Dataset items
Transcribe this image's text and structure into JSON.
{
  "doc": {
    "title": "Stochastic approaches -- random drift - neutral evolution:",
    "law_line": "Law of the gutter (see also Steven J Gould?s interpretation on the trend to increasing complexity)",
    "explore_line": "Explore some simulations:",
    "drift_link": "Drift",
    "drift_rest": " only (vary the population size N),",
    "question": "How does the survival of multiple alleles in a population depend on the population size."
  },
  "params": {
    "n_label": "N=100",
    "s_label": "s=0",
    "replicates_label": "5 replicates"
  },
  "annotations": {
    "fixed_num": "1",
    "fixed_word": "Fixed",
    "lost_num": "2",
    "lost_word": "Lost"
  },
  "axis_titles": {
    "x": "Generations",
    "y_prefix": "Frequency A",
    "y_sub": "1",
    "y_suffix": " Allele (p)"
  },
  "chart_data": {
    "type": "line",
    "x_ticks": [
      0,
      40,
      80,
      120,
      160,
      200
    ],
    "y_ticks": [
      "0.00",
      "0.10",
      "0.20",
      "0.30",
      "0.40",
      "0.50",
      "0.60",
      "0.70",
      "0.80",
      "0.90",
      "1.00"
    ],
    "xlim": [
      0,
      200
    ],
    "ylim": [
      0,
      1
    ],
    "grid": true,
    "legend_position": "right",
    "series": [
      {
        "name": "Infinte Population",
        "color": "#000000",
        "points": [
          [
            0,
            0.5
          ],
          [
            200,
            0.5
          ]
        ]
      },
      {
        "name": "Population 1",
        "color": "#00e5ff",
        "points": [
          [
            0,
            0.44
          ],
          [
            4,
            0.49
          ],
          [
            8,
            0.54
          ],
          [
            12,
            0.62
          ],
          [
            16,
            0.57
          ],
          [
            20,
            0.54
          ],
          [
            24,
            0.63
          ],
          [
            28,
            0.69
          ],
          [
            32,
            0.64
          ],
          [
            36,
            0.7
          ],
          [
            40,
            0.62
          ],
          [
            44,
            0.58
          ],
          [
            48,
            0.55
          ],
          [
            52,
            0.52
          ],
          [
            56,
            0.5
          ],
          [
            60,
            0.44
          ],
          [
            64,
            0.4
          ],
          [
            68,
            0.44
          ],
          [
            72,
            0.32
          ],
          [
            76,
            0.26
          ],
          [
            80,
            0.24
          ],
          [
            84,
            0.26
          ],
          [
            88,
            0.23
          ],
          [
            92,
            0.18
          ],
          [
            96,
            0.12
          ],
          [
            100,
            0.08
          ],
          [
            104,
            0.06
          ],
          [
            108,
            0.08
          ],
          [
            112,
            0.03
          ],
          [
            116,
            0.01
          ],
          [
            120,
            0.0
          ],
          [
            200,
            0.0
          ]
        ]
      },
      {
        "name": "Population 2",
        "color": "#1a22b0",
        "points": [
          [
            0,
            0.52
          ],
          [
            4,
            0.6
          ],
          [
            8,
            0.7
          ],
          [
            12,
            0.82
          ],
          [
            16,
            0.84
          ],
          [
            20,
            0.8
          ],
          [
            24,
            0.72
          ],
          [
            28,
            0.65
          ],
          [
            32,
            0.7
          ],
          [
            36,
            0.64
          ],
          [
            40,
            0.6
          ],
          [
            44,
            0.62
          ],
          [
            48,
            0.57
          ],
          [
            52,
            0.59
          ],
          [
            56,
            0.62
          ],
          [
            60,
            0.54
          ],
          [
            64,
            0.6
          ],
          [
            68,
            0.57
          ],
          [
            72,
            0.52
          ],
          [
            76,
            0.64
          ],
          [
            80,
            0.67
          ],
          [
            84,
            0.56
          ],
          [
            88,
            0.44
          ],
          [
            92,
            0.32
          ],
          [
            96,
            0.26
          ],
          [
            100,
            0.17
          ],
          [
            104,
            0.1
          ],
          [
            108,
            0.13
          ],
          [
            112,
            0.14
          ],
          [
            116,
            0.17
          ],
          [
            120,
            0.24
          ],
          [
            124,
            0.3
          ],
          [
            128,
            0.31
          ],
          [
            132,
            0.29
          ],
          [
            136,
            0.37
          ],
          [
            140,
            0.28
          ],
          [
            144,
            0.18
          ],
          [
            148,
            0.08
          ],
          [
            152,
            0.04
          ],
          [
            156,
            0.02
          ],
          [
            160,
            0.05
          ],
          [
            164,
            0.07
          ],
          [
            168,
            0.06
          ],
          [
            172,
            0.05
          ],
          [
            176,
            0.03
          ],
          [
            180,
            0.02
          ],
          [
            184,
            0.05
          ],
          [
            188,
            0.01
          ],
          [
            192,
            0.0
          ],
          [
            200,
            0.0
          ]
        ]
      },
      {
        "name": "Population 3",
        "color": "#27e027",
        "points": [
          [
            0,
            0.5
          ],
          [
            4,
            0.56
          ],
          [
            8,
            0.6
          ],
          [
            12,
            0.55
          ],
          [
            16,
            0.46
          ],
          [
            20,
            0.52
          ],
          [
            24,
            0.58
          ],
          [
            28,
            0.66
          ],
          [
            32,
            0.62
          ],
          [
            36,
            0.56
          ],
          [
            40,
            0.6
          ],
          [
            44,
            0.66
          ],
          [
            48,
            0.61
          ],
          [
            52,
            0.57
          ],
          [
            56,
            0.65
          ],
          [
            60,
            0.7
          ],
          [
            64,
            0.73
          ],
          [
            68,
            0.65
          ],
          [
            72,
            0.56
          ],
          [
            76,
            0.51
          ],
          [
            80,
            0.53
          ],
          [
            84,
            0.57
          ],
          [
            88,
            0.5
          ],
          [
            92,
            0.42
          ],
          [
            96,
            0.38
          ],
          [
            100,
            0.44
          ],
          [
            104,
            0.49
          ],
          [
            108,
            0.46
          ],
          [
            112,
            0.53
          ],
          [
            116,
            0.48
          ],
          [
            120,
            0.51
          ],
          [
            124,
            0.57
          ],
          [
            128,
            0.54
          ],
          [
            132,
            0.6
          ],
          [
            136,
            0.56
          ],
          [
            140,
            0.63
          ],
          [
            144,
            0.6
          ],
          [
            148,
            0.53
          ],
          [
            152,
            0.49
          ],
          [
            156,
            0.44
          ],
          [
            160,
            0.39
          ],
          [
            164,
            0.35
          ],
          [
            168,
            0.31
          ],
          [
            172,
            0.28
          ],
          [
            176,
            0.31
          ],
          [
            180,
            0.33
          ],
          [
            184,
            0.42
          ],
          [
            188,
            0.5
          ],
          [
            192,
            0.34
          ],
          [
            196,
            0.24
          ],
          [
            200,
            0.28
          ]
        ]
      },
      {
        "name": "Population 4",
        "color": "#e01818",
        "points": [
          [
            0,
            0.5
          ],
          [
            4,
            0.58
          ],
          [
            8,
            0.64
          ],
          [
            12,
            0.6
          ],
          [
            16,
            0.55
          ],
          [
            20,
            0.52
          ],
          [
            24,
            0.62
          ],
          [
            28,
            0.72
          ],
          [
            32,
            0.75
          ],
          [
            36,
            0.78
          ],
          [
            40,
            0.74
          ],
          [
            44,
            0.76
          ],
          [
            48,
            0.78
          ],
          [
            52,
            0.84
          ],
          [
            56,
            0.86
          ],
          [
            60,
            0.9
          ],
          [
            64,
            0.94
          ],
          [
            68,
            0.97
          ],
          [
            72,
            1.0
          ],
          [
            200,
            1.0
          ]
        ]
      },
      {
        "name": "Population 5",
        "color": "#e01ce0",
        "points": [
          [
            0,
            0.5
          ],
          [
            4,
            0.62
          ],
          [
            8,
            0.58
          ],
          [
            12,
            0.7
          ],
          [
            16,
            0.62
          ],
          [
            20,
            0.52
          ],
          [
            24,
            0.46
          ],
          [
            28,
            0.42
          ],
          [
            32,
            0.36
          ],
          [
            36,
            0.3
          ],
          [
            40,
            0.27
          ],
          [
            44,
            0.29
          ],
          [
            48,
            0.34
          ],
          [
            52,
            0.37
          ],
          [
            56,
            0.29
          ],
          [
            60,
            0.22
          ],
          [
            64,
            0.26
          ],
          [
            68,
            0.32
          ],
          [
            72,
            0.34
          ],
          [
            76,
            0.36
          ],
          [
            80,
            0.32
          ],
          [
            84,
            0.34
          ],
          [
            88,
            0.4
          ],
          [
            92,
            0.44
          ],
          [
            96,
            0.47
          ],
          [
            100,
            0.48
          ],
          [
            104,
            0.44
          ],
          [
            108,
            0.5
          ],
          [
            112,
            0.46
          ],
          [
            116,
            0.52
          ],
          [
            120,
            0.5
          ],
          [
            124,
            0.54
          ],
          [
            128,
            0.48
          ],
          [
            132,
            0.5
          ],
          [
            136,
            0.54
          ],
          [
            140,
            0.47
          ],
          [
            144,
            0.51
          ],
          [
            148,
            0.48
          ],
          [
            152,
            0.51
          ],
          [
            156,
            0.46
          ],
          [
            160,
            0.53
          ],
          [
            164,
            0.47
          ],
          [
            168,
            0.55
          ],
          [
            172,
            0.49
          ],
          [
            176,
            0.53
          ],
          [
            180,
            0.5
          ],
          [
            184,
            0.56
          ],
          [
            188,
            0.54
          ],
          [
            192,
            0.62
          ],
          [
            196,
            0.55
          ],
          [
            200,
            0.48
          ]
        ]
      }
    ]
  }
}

• _Your goal_: Return every line above in which the string "size" occurs.

• _Expected answer_:
    "drift_rest": " only (vary the population size N),",
    "question": "How does the survival of multiple alleles in a population depend on the population size."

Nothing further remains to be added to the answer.